Write out the whole of the material exactly.

**DATA FOR PROCESSING:**
-- -- --

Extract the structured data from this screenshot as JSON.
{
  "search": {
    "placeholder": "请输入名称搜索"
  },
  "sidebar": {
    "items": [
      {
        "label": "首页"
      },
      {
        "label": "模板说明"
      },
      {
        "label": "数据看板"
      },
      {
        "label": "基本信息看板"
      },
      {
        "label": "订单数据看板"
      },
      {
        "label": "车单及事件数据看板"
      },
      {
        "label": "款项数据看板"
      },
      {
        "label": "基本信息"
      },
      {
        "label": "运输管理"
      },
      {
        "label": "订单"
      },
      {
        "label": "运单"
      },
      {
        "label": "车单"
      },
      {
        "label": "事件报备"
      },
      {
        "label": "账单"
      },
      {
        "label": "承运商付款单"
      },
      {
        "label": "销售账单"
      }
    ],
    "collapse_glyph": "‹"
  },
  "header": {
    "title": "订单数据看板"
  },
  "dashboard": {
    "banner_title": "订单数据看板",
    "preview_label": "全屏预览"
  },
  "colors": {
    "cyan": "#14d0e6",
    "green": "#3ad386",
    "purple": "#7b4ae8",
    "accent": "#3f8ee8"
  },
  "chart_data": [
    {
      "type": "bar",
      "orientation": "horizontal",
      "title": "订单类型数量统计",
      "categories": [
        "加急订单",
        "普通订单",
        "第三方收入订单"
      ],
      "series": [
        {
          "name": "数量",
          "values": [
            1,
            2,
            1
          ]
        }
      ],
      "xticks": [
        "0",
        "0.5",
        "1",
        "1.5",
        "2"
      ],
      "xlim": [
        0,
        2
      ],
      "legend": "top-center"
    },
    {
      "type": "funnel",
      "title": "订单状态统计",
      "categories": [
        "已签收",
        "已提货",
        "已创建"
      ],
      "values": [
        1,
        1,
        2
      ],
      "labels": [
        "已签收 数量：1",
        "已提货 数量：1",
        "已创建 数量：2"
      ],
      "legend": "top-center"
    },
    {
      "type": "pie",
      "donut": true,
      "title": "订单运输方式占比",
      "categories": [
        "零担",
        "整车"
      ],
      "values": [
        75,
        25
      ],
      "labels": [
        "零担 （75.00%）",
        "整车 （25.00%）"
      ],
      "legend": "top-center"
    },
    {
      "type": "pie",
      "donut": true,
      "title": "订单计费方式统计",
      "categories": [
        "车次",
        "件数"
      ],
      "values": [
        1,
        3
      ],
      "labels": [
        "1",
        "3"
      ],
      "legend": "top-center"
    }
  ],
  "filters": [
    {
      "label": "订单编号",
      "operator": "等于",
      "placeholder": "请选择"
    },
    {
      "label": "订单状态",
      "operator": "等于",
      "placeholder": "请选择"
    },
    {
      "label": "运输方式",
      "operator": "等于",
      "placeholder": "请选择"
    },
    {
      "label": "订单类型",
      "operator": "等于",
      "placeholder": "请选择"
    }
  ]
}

-- -- --

**SOLUTION:**
Extract the structured data from this screenshot as JSON.
{
  "search": {
    "placeholder": "请输入名称搜索"
  },
  "sidebar": {
    "items": [
      {
        "label": "首页"
      },
      {
        "label": "模板说明"
      },
      {
        "label": "数据看板"
      },
      {
        "label": "基本信息看板"
      },
      {
        "label": "订单数据看板"
      },
      {
        "label": "车单及事件数据看板"
      },
      {
        "label": "款项数据看板"
      },
      {
        "label": "基本信息"
      },
      {
        "label": "运输管理"
      },
      {
        "label": "订单"
      },
      {
        "label": "运单"
      },
      {
        "label": "车单"
      },
      {
        "label": "事件报备"
      },
      {
        "label": "账单"
      },
      {
        "label": "承运商付款单"
      },
      {
        "label": "销售账单"
      }
    ],
    "collapse_glyph": "‹"
  },
  "header": {
    "title": "订单数据看板"
  },
  "dashboard": {
    "banner_title": "订单数据看板",
    "preview_label": "全屏预览"
  },
  "colors": {
    "cyan": "#14d0e6",
    "green": "#3ad386",
    "purple": "#7b4ae8",
    "accent": "#3f8ee8"
  },
  "chart_data": [
    {
      "type": "bar",
      "orientation": "horizontal",
      "title": "订单类型数量统计",
      "categories": [
        "加急订单",
        "普通订单",
        "第三方收入订单"
      ],
      "series": [
        {
          "name": "数量",
          "values": [
            1,
            2,
            1
          ]
        }
      ],
      "xticks": [
        "0",
        "0.5",
        "1",
        "1.5",
        "2"
      ],
      "xlim": [
        0,
        2
      ],
      "legend": "top-center"
    },
    {
      "type": "funnel",
      "title": "订单状态统计",
      "categories": [
        "已签收",
        "已提货",
        "已创建"
      ],
      "values": [
        1,
        1,
        2
      ],
      "labels": [
        "已签收 数量：1",
        "已提货 数量：1",
        "已创建 数量：2"
      ],
      "legend": "top-center"
    },
    {
      "type": "pie",
      "donut": true,
      "title": "订单运输方式占比",
      "categories": [
        "零担",
        "整车"
      ],
      "values": [
        75,
        25
      ],
      "labels": [
        "零担 （75.00%）",
        "整车 （25.00%）"
      ],
      "legend": "top-center"
    },
    {
      "type": "pie",
      "donut": true,
      "title": "订单计费方式统计",
      "categories": [
        "车次",
        "件数"
      ],
      "values": [
        1,
        3
      ],
      "labels": [
        "1",
        "3"
      ],
      "legend": "top-center"
    }
  ],
  "filters": [
    {
      "label": "订单编号",
      "operator": "等于",
      "placeholder": "请选择"
    },
    {
      "label": "订单状态",
      "operator": "等于",
      "placeholder": "请选择"
    },
    {
      "label": "运输方式",
      "operator": "等于",
      "placeholder": "请选择"
    },
    {
      "label": "订单类型",
      "operator": "等于",
      "placeholder": "请选择"
    }
  ]
}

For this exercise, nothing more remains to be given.